--- Records provided ---
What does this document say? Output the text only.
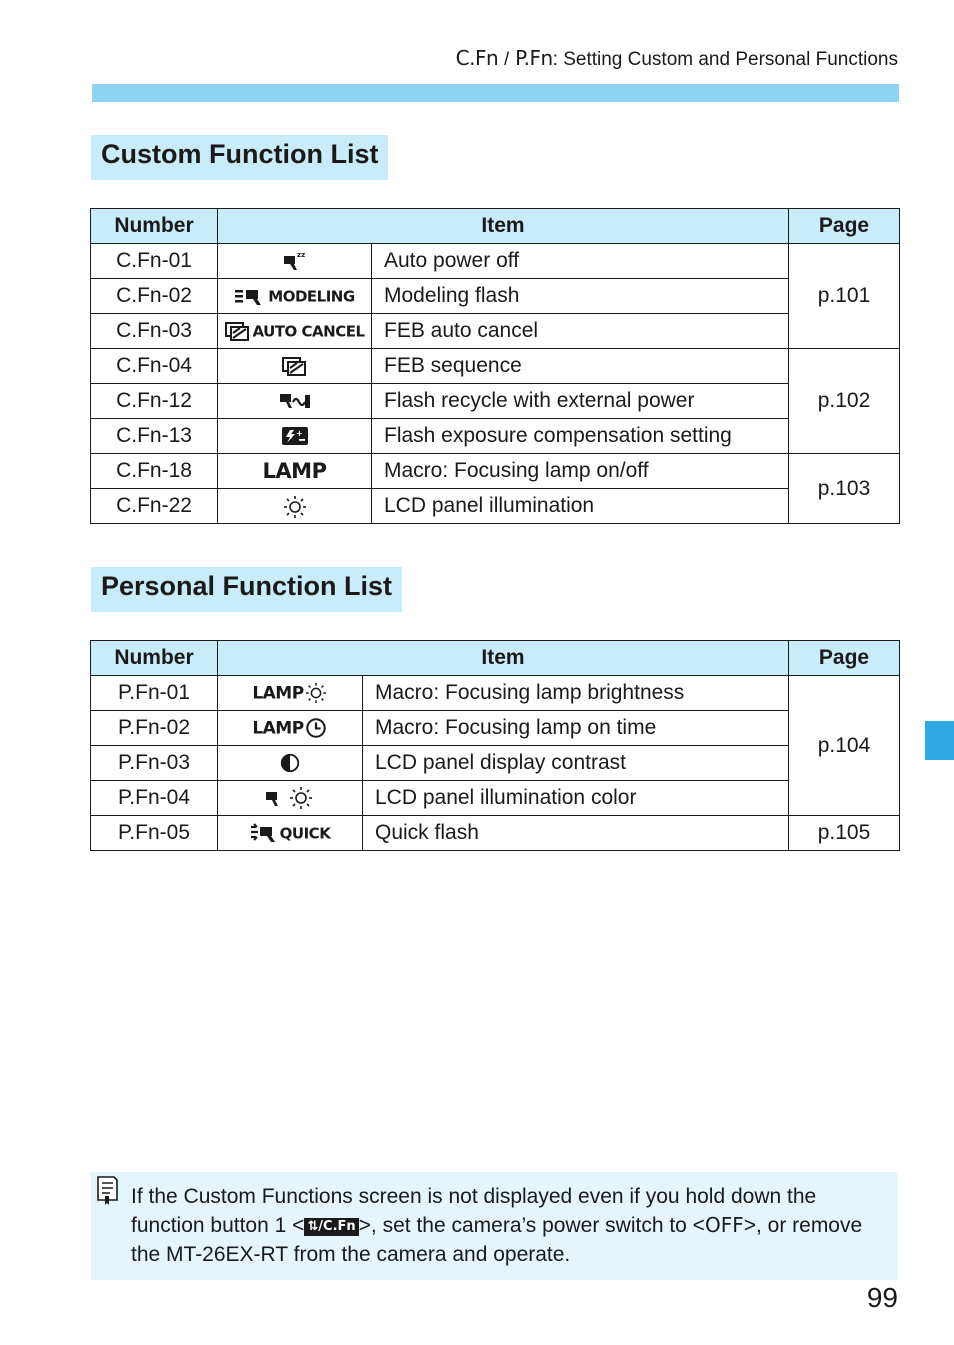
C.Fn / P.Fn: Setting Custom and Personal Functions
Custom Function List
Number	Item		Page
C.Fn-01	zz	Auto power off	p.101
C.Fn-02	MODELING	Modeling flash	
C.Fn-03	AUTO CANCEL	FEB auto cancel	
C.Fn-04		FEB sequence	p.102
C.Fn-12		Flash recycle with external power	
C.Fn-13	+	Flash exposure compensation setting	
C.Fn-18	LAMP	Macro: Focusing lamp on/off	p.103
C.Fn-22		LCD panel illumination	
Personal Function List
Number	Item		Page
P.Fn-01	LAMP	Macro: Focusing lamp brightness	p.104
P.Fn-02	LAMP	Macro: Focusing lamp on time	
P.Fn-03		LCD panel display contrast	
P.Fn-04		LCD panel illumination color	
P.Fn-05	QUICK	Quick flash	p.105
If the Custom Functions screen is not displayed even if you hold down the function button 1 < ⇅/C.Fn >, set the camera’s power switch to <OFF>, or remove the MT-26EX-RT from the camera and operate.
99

--- Requirements ---
Using the listing above, locate the lines that hold "lamp" and copy each one.

--- Output for this exercise ---
C.Fn-18	LAMP	Macro: Focusing lamp on/off	p.103
P.Fn-01	LAMP	Macro: Focusing lamp brightness	p.104
P.Fn-02	LAMP	Macro: Focusing lamp on time	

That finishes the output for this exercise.